> _WHAT NEEDS TO BE DONE_
Single out each line with the word "this" and copy it.

┄┄┄┄┄┄┄┄┄┄

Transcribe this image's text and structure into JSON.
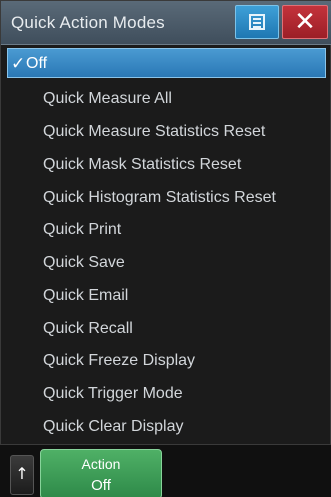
{
  "dialog": {
    "title": "Quick Action Modes",
    "menu_icon": "list-icon",
    "close_label": "✕"
  },
  "items": [
    {
      "label": "Off",
      "selected": true
    },
    {
      "label": "Quick Measure All"
    },
    {
      "label": "Quick Measure Statistics Reset"
    },
    {
      "label": "Quick Mask Statistics Reset"
    },
    {
      "label": "Quick Histogram Statistics Reset"
    },
    {
      "label": "Quick Print"
    },
    {
      "label": "Quick Save"
    },
    {
      "label": "Quick Email"
    },
    {
      "label": "Quick Recall"
    },
    {
      "label": "Quick Freeze Display"
    },
    {
      "label": "Quick Trigger Mode"
    },
    {
      "label": "Quick Clear Display"
    }
  ],
  "bottombar": {
    "up_icon": "arrow-up-icon",
    "up_label": "↑",
    "action_label": "Action",
    "action_value": "Off"
  },
  "colors": {
    "selected": "#3a89c5",
    "close": "#b0282f",
    "menu": "#2b8ac4",
    "action": "#3f9f58"
  }
}
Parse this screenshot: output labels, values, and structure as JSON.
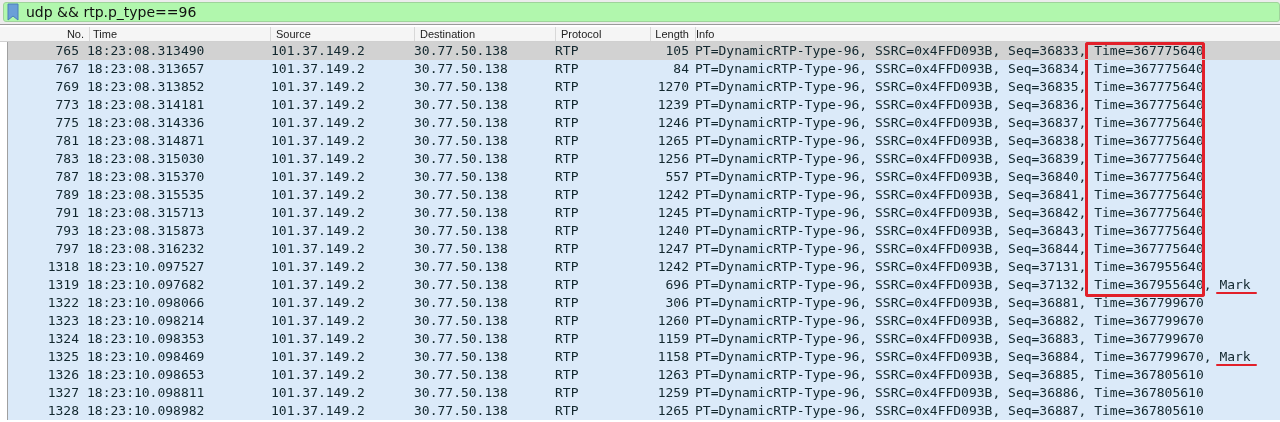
{
  "filter": {
    "value": "udp && rtp.p_type==96"
  },
  "columns": [
    "No.",
    "Time",
    "Source",
    "Destination",
    "Protocol",
    "Length",
    "Info"
  ],
  "rows": [
    {
      "no": "765",
      "time": "18:23:08.313490",
      "source": "101.37.149.2",
      "destination": "30.77.50.138",
      "protocol": "RTP",
      "length": "105",
      "info": "PT=DynamicRTP-Type-96, SSRC=0x4FFD093B, Seq=36833, Time=367775640",
      "selected": true,
      "boxed": true,
      "underlined": false
    },
    {
      "no": "767",
      "time": "18:23:08.313657",
      "source": "101.37.149.2",
      "destination": "30.77.50.138",
      "protocol": "RTP",
      "length": "84",
      "info": "PT=DynamicRTP-Type-96, SSRC=0x4FFD093B, Seq=36834, Time=367775640",
      "selected": false,
      "boxed": true,
      "underlined": false
    },
    {
      "no": "769",
      "time": "18:23:08.313852",
      "source": "101.37.149.2",
      "destination": "30.77.50.138",
      "protocol": "RTP",
      "length": "1270",
      "info": "PT=DynamicRTP-Type-96, SSRC=0x4FFD093B, Seq=36835, Time=367775640",
      "selected": false,
      "boxed": true,
      "underlined": false
    },
    {
      "no": "773",
      "time": "18:23:08.314181",
      "source": "101.37.149.2",
      "destination": "30.77.50.138",
      "protocol": "RTP",
      "length": "1239",
      "info": "PT=DynamicRTP-Type-96, SSRC=0x4FFD093B, Seq=36836, Time=367775640",
      "selected": false,
      "boxed": true,
      "underlined": false
    },
    {
      "no": "775",
      "time": "18:23:08.314336",
      "source": "101.37.149.2",
      "destination": "30.77.50.138",
      "protocol": "RTP",
      "length": "1246",
      "info": "PT=DynamicRTP-Type-96, SSRC=0x4FFD093B, Seq=36837, Time=367775640",
      "selected": false,
      "boxed": true,
      "underlined": false
    },
    {
      "no": "781",
      "time": "18:23:08.314871",
      "source": "101.37.149.2",
      "destination": "30.77.50.138",
      "protocol": "RTP",
      "length": "1265",
      "info": "PT=DynamicRTP-Type-96, SSRC=0x4FFD093B, Seq=36838, Time=367775640",
      "selected": false,
      "boxed": true,
      "underlined": false
    },
    {
      "no": "783",
      "time": "18:23:08.315030",
      "source": "101.37.149.2",
      "destination": "30.77.50.138",
      "protocol": "RTP",
      "length": "1256",
      "info": "PT=DynamicRTP-Type-96, SSRC=0x4FFD093B, Seq=36839, Time=367775640",
      "selected": false,
      "boxed": true,
      "underlined": false
    },
    {
      "no": "787",
      "time": "18:23:08.315370",
      "source": "101.37.149.2",
      "destination": "30.77.50.138",
      "protocol": "RTP",
      "length": "557",
      "info": "PT=DynamicRTP-Type-96, SSRC=0x4FFD093B, Seq=36840, Time=367775640",
      "selected": false,
      "boxed": true,
      "underlined": false
    },
    {
      "no": "789",
      "time": "18:23:08.315535",
      "source": "101.37.149.2",
      "destination": "30.77.50.138",
      "protocol": "RTP",
      "length": "1242",
      "info": "PT=DynamicRTP-Type-96, SSRC=0x4FFD093B, Seq=36841, Time=367775640",
      "selected": false,
      "boxed": true,
      "underlined": false
    },
    {
      "no": "791",
      "time": "18:23:08.315713",
      "source": "101.37.149.2",
      "destination": "30.77.50.138",
      "protocol": "RTP",
      "length": "1245",
      "info": "PT=DynamicRTP-Type-96, SSRC=0x4FFD093B, Seq=36842, Time=367775640",
      "selected": false,
      "boxed": true,
      "underlined": false
    },
    {
      "no": "793",
      "time": "18:23:08.315873",
      "source": "101.37.149.2",
      "destination": "30.77.50.138",
      "protocol": "RTP",
      "length": "1240",
      "info": "PT=DynamicRTP-Type-96, SSRC=0x4FFD093B, Seq=36843, Time=367775640",
      "selected": false,
      "boxed": true,
      "underlined": false
    },
    {
      "no": "797",
      "time": "18:23:08.316232",
      "source": "101.37.149.2",
      "destination": "30.77.50.138",
      "protocol": "RTP",
      "length": "1247",
      "info": "PT=DynamicRTP-Type-96, SSRC=0x4FFD093B, Seq=36844, Time=367775640",
      "selected": false,
      "boxed": true,
      "underlined": false
    },
    {
      "no": "1318",
      "time": "18:23:10.097527",
      "source": "101.37.149.2",
      "destination": "30.77.50.138",
      "protocol": "RTP",
      "length": "1242",
      "info": "PT=DynamicRTP-Type-96, SSRC=0x4FFD093B, Seq=37131, Time=367955640",
      "selected": false,
      "boxed": true,
      "underlined": false
    },
    {
      "no": "1319",
      "time": "18:23:10.097682",
      "source": "101.37.149.2",
      "destination": "30.77.50.138",
      "protocol": "RTP",
      "length": "696",
      "info": "PT=DynamicRTP-Type-96, SSRC=0x4FFD093B, Seq=37132, Time=367955640, Mark",
      "selected": false,
      "boxed": true,
      "underlined": true
    },
    {
      "no": "1322",
      "time": "18:23:10.098066",
      "source": "101.37.149.2",
      "destination": "30.77.50.138",
      "protocol": "RTP",
      "length": "306",
      "info": "PT=DynamicRTP-Type-96, SSRC=0x4FFD093B, Seq=36881, Time=367799670",
      "selected": false,
      "boxed": false,
      "underlined": false
    },
    {
      "no": "1323",
      "time": "18:23:10.098214",
      "source": "101.37.149.2",
      "destination": "30.77.50.138",
      "protocol": "RTP",
      "length": "1260",
      "info": "PT=DynamicRTP-Type-96, SSRC=0x4FFD093B, Seq=36882, Time=367799670",
      "selected": false,
      "boxed": false,
      "underlined": false
    },
    {
      "no": "1324",
      "time": "18:23:10.098353",
      "source": "101.37.149.2",
      "destination": "30.77.50.138",
      "protocol": "RTP",
      "length": "1159",
      "info": "PT=DynamicRTP-Type-96, SSRC=0x4FFD093B, Seq=36883, Time=367799670",
      "selected": false,
      "boxed": false,
      "underlined": false
    },
    {
      "no": "1325",
      "time": "18:23:10.098469",
      "source": "101.37.149.2",
      "destination": "30.77.50.138",
      "protocol": "RTP",
      "length": "1158",
      "info": "PT=DynamicRTP-Type-96, SSRC=0x4FFD093B, Seq=36884, Time=367799670, Mark",
      "selected": false,
      "boxed": false,
      "underlined": true
    },
    {
      "no": "1326",
      "time": "18:23:10.098653",
      "source": "101.37.149.2",
      "destination": "30.77.50.138",
      "protocol": "RTP",
      "length": "1263",
      "info": "PT=DynamicRTP-Type-96, SSRC=0x4FFD093B, Seq=36885, Time=367805610",
      "selected": false,
      "boxed": false,
      "underlined": false
    },
    {
      "no": "1327",
      "time": "18:23:10.098811",
      "source": "101.37.149.2",
      "destination": "30.77.50.138",
      "protocol": "RTP",
      "length": "1259",
      "info": "PT=DynamicRTP-Type-96, SSRC=0x4FFD093B, Seq=36886, Time=367805610",
      "selected": false,
      "boxed": false,
      "underlined": false
    },
    {
      "no": "1328",
      "time": "18:23:10.098982",
      "source": "101.37.149.2",
      "destination": "30.77.50.138",
      "protocol": "RTP",
      "length": "1265",
      "info": "PT=DynamicRTP-Type-96, SSRC=0x4FFD093B, Seq=36887, Time=367805610",
      "selected": false,
      "boxed": false,
      "underlined": false
    }
  ]
}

┄┄┄┄┄┄┄┄┄┄

> _TASK OUTPUT_
Transcribe this image's text and structure into JSON.
Parse this screenshot: output labels, values, and structure as JSON.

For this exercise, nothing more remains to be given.